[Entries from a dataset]
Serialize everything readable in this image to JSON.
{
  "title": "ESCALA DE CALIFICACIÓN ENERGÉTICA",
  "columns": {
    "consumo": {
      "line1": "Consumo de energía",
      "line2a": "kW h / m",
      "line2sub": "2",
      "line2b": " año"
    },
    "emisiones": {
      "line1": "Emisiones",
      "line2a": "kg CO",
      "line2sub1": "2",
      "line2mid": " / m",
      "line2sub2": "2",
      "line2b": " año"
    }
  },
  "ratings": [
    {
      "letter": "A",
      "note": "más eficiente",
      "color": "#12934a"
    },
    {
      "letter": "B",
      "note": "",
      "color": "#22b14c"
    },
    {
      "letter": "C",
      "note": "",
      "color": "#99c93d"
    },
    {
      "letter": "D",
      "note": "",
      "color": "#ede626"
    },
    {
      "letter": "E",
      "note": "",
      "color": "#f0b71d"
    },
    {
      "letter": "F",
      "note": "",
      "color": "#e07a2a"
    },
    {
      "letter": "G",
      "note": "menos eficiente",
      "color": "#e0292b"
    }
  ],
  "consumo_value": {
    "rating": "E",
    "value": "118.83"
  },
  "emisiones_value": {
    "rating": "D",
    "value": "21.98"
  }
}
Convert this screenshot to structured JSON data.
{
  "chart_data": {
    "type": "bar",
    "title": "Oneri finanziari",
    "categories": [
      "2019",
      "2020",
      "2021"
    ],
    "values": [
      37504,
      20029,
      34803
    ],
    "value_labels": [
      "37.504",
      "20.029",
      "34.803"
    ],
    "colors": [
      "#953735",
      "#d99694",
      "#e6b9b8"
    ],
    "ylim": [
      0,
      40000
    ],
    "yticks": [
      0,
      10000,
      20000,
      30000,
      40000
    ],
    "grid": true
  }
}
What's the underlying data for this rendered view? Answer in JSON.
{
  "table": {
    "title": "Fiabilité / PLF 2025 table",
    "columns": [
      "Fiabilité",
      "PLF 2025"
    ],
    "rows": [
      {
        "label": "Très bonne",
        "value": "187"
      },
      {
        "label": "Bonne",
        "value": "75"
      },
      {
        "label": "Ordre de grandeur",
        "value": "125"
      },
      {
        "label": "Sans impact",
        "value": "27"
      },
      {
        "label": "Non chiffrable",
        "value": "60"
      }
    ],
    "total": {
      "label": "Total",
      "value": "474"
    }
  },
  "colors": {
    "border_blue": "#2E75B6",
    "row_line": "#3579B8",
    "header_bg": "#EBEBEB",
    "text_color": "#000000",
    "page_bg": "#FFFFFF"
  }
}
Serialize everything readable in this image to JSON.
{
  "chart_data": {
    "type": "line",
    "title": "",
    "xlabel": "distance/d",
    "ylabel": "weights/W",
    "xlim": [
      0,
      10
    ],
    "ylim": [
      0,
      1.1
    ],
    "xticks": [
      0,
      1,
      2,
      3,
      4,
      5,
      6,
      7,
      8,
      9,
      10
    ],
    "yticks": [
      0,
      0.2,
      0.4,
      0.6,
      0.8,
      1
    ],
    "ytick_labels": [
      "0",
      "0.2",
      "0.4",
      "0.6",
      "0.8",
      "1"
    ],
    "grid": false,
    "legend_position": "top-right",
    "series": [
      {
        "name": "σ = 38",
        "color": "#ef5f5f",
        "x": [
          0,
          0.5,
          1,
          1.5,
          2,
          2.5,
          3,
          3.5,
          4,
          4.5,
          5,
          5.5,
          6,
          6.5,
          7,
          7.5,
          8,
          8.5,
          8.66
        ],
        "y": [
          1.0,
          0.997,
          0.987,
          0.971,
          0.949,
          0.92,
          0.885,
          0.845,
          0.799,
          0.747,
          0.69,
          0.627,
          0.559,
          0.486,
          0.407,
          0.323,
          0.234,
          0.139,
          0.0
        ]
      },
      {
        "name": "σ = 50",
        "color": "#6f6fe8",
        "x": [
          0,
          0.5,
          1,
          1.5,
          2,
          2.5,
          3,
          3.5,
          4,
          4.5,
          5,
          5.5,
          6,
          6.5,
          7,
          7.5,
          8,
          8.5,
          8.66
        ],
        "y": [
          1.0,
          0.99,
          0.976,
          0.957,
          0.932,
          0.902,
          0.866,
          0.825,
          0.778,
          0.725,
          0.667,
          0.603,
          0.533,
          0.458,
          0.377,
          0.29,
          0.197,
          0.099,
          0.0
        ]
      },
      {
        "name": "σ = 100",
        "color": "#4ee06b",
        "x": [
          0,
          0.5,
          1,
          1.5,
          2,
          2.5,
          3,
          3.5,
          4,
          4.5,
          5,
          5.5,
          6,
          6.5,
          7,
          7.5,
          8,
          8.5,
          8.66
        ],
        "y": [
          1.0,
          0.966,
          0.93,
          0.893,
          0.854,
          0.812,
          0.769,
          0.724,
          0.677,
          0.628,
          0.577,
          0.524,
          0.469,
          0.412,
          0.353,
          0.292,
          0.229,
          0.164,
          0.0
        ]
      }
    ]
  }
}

▸ **Task objective**
Write the complete data out, exactly as above.

▸ **Completed task**
Serialize everything readable in this image to JSON.
{
  "title": "ESCALA DE CALIFICACIÓN ENERGÉTICA",
  "columns": {
    "consumo": {
      "line1": "Consumo de energía",
      "line2a": "kW h / m",
      "line2sub": "2",
      "line2b": " año"
    },
    "emisiones": {
      "line1": "Emisiones",
      "line2a": "kg CO",
      "line2sub1": "2",
      "line2mid": " / m",
      "line2sub2": "2",
      "line2b": " año"
    }
  },
  "ratings": [
    {
      "letter": "A",
      "note": "más eficiente",
      "color": "#12934a"
    },
    {
      "letter": "B",
      "note": "",
      "color": "#22b14c"
    },
    {
      "letter": "C",
      "note": "",
      "color": "#99c93d"
    },
    {
      "letter": "D",
      "note": "",
      "color": "#ede626"
    },
    {
      "letter": "E",
      "note": "",
      "color": "#f0b71d"
    },
    {
      "letter": "F",
      "note": "",
      "color": "#e07a2a"
    },
    {
      "letter": "G",
      "note": "menos eficiente",
      "color": "#e0292b"
    }
  ],
  "consumo_value": {
    "rating": "E",
    "value": "118.83"
  },
  "emisiones_value": {
    "rating": "D",
    "value": "21.98"
  }
}
Convert this screenshot to structured JSON data.
{
  "chart_data": {
    "type": "bar",
    "title": "Oneri finanziari",
    "categories": [
      "2019",
      "2020",
      "2021"
    ],
    "values": [
      37504,
      20029,
      34803
    ],
    "value_labels": [
      "37.504",
      "20.029",
      "34.803"
    ],
    "colors": [
      "#953735",
      "#d99694",
      "#e6b9b8"
    ],
    "ylim": [
      0,
      40000
    ],
    "yticks": [
      0,
      10000,
      20000,
      30000,
      40000
    ],
    "grid": true
  }
}
What's the underlying data for this rendered view? Answer in JSON.
{
  "table": {
    "title": "Fiabilité / PLF 2025 table",
    "columns": [
      "Fiabilité",
      "PLF 2025"
    ],
    "rows": [
      {
        "label": "Très bonne",
        "value": "187"
      },
      {
        "label": "Bonne",
        "value": "75"
      },
      {
        "label": "Ordre de grandeur",
        "value": "125"
      },
      {
        "label": "Sans impact",
        "value": "27"
      },
      {
        "label": "Non chiffrable",
        "value": "60"
      }
    ],
    "total": {
      "label": "Total",
      "value": "474"
    }
  },
  "colors": {
    "border_blue": "#2E75B6",
    "row_line": "#3579B8",
    "header_bg": "#EBEBEB",
    "text_color": "#000000",
    "page_bg": "#FFFFFF"
  }
}
Serialize everything readable in this image to JSON.
{
  "chart_data": {
    "type": "line",
    "title": "",
    "xlabel": "distance/d",
    "ylabel": "weights/W",
    "xlim": [
      0,
      10
    ],
    "ylim": [
      0,
      1.1
    ],
    "xticks": [
      0,
      1,
      2,
      3,
      4,
      5,
      6,
      7,
      8,
      9,
      10
    ],
    "yticks": [
      0,
      0.2,
      0.4,
      0.6,
      0.8,
      1
    ],
    "ytick_labels": [
      "0",
      "0.2",
      "0.4",
      "0.6",
      "0.8",
      "1"
    ],
    "grid": false,
    "legend_position": "top-right",
    "series": [
      {
        "name": "σ = 38",
        "color": "#ef5f5f",
        "x": [
          0,
          0.5,
          1,
          1.5,
          2,
          2.5,
          3,
          3.5,
          4,
          4.5,
          5,
          5.5,
          6,
          6.5,
          7,
          7.5,
          8,
          8.5,
          8.66
        ],
        "y": [
          1.0,
          0.997,
          0.987,
          0.971,
          0.949,
          0.92,
          0.885,
          0.845,
          0.799,
          0.747,
          0.69,
          0.627,
          0.559,
          0.486,
          0.407,
          0.323,
          0.234,
          0.139,
          0.0
        ]
      },
      {
        "name": "σ = 50",
        "color": "#6f6fe8",
        "x": [
          0,
          0.5,
          1,
          1.5,
          2,
          2.5,
          3,
          3.5,
          4,
          4.5,
          5,
          5.5,
          6,
          6.5,
          7,
          7.5,
          8,
          8.5,
          8.66
        ],
        "y": [
          1.0,
          0.99,
          0.976,
          0.957,
          0.932,
          0.902,
          0.866,
          0.825,
          0.778,
          0.725,
          0.667,
          0.603,
          0.533,
          0.458,
          0.377,
          0.29,
          0.197,
          0.099,
          0.0
        ]
      },
      {
        "name": "σ = 100",
        "color": "#4ee06b",
        "x": [
          0,
          0.5,
          1,
          1.5,
          2,
          2.5,
          3,
          3.5,
          4,
          4.5,
          5,
          5.5,
          6,
          6.5,
          7,
          7.5,
          8,
          8.5,
          8.66
        ],
        "y": [
          1.0,
          0.966,
          0.93,
          0.893,
          0.854,
          0.812,
          0.769,
          0.724,
          0.677,
          0.628,
          0.577,
          0.524,
          0.469,
          0.412,
          0.353,
          0.292,
          0.229,
          0.164,
          0.0
        ]
      }
    ]
  }
}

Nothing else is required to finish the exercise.